## Given instruction
Retype all of the entries word for word.

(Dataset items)
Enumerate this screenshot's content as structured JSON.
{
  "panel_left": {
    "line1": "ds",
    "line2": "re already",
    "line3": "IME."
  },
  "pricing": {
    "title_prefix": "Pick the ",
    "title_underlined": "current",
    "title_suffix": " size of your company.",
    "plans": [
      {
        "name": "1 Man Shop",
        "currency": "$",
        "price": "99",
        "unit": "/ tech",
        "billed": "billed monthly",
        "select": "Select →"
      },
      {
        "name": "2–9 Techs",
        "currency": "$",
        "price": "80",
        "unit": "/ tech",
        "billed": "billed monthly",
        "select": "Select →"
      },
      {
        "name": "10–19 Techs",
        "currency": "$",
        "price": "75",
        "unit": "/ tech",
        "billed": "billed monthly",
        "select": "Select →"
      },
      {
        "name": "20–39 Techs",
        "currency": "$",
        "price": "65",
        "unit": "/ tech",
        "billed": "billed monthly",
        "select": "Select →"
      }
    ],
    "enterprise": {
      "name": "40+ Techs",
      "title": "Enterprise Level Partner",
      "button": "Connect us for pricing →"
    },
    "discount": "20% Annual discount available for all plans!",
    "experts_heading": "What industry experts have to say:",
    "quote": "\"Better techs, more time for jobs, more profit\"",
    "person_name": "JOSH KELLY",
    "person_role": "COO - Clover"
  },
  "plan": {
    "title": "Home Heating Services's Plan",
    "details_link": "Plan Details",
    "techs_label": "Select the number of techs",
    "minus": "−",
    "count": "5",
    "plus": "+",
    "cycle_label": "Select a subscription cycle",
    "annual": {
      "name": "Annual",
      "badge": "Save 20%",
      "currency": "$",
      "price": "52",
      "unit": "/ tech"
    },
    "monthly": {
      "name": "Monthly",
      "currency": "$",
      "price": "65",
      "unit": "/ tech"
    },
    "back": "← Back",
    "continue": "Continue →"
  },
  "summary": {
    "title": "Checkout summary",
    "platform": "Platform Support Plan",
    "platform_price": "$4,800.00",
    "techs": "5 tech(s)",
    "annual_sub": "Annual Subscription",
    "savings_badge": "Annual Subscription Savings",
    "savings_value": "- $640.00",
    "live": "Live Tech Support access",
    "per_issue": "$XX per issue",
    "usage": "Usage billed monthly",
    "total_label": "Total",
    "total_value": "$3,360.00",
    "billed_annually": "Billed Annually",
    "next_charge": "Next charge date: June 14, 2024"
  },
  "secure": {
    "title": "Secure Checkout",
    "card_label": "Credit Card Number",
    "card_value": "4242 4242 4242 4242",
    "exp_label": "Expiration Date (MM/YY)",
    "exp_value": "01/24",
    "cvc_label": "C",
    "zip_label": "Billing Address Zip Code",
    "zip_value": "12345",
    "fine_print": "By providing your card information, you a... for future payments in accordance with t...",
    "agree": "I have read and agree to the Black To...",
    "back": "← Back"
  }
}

## Answer in full
Enumerate this screenshot's content as structured JSON.
{
  "panel_left": {
    "line1": "ds",
    "line2": "re already",
    "line3": "IME."
  },
  "pricing": {
    "title_prefix": "Pick the ",
    "title_underlined": "current",
    "title_suffix": " size of your company.",
    "plans": [
      {
        "name": "1 Man Shop",
        "currency": "$",
        "price": "99",
        "unit": "/ tech",
        "billed": "billed monthly",
        "select": "Select →"
      },
      {
        "name": "2–9 Techs",
        "currency": "$",
        "price": "80",
        "unit": "/ tech",
        "billed": "billed monthly",
        "select": "Select →"
      },
      {
        "name": "10–19 Techs",
        "currency": "$",
        "price": "75",
        "unit": "/ tech",
        "billed": "billed monthly",
        "select": "Select →"
      },
      {
        "name": "20–39 Techs",
        "currency": "$",
        "price": "65",
        "unit": "/ tech",
        "billed": "billed monthly",
        "select": "Select →"
      }
    ],
    "enterprise": {
      "name": "40+ Techs",
      "title": "Enterprise Level Partner",
      "button": "Connect us for pricing →"
    },
    "discount": "20% Annual discount available for all plans!",
    "experts_heading": "What industry experts have to say:",
    "quote": "\"Better techs, more time for jobs, more profit\"",
    "person_name": "JOSH KELLY",
    "person_role": "COO - Clover"
  },
  "plan": {
    "title": "Home Heating Services's Plan",
    "details_link": "Plan Details",
    "techs_label": "Select the number of techs",
    "minus": "−",
    "count": "5",
    "plus": "+",
    "cycle_label": "Select a subscription cycle",
    "annual": {
      "name": "Annual",
      "badge": "Save 20%",
      "currency": "$",
      "price": "52",
      "unit": "/ tech"
    },
    "monthly": {
      "name": "Monthly",
      "currency": "$",
      "price": "65",
      "unit": "/ tech"
    },
    "back": "← Back",
    "continue": "Continue →"
  },
  "summary": {
    "title": "Checkout summary",
    "platform": "Platform Support Plan",
    "platform_price": "$4,800.00",
    "techs": "5 tech(s)",
    "annual_sub": "Annual Subscription",
    "savings_badge": "Annual Subscription Savings",
    "savings_value": "- $640.00",
    "live": "Live Tech Support access",
    "per_issue": "$XX per issue",
    "usage": "Usage billed monthly",
    "total_label": "Total",
    "total_value": "$3,360.00",
    "billed_annually": "Billed Annually",
    "next_charge": "Next charge date: June 14, 2024"
  },
  "secure": {
    "title": "Secure Checkout",
    "card_label": "Credit Card Number",
    "card_value": "4242 4242 4242 4242",
    "exp_label": "Expiration Date (MM/YY)",
    "exp_value": "01/24",
    "cvc_label": "C",
    "zip_label": "Billing Address Zip Code",
    "zip_value": "12345",
    "fine_print": "By providing your card information, you a... for future payments in accordance with t...",
    "agree": "I have read and agree to the Black To...",
    "back": "← Back"
  }
}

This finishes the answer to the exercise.